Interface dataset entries
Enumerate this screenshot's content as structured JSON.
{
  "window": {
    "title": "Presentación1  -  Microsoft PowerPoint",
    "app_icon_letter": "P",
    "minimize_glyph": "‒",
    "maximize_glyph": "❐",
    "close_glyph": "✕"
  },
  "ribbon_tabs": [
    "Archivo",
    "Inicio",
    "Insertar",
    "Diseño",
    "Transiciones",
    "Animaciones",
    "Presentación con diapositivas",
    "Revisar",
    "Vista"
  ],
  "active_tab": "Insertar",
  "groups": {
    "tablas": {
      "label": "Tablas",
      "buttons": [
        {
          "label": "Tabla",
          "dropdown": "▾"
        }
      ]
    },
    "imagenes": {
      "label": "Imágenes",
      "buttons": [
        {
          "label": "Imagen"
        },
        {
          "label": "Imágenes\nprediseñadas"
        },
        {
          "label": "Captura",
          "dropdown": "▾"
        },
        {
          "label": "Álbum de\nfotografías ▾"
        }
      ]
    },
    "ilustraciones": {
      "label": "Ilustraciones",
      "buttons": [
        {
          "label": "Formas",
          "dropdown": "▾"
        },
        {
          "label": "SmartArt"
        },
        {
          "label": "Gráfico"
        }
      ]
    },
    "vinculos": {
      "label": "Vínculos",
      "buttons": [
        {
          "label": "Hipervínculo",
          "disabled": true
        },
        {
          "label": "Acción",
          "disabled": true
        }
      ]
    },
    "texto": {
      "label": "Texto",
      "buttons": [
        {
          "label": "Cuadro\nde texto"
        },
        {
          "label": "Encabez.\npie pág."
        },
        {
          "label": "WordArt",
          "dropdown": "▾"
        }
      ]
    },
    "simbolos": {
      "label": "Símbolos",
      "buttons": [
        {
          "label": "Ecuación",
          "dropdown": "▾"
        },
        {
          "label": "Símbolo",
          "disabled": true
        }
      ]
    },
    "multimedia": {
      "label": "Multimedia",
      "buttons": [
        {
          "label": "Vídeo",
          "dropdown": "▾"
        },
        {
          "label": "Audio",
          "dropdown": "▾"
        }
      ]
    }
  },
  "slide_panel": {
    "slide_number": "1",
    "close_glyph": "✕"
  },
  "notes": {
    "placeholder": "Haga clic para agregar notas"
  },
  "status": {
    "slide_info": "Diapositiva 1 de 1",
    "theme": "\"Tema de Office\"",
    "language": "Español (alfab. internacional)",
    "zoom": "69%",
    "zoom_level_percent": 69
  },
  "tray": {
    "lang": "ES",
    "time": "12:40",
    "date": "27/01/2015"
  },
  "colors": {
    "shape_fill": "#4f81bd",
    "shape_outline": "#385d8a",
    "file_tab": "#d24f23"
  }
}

### WORK INSTRUCTIONS
Every line above that holds the string "Imágenes" should be copied into the answer.

### REPLY
      "label": "Imágenes",
          "label": "Imágenes\nprediseñadas"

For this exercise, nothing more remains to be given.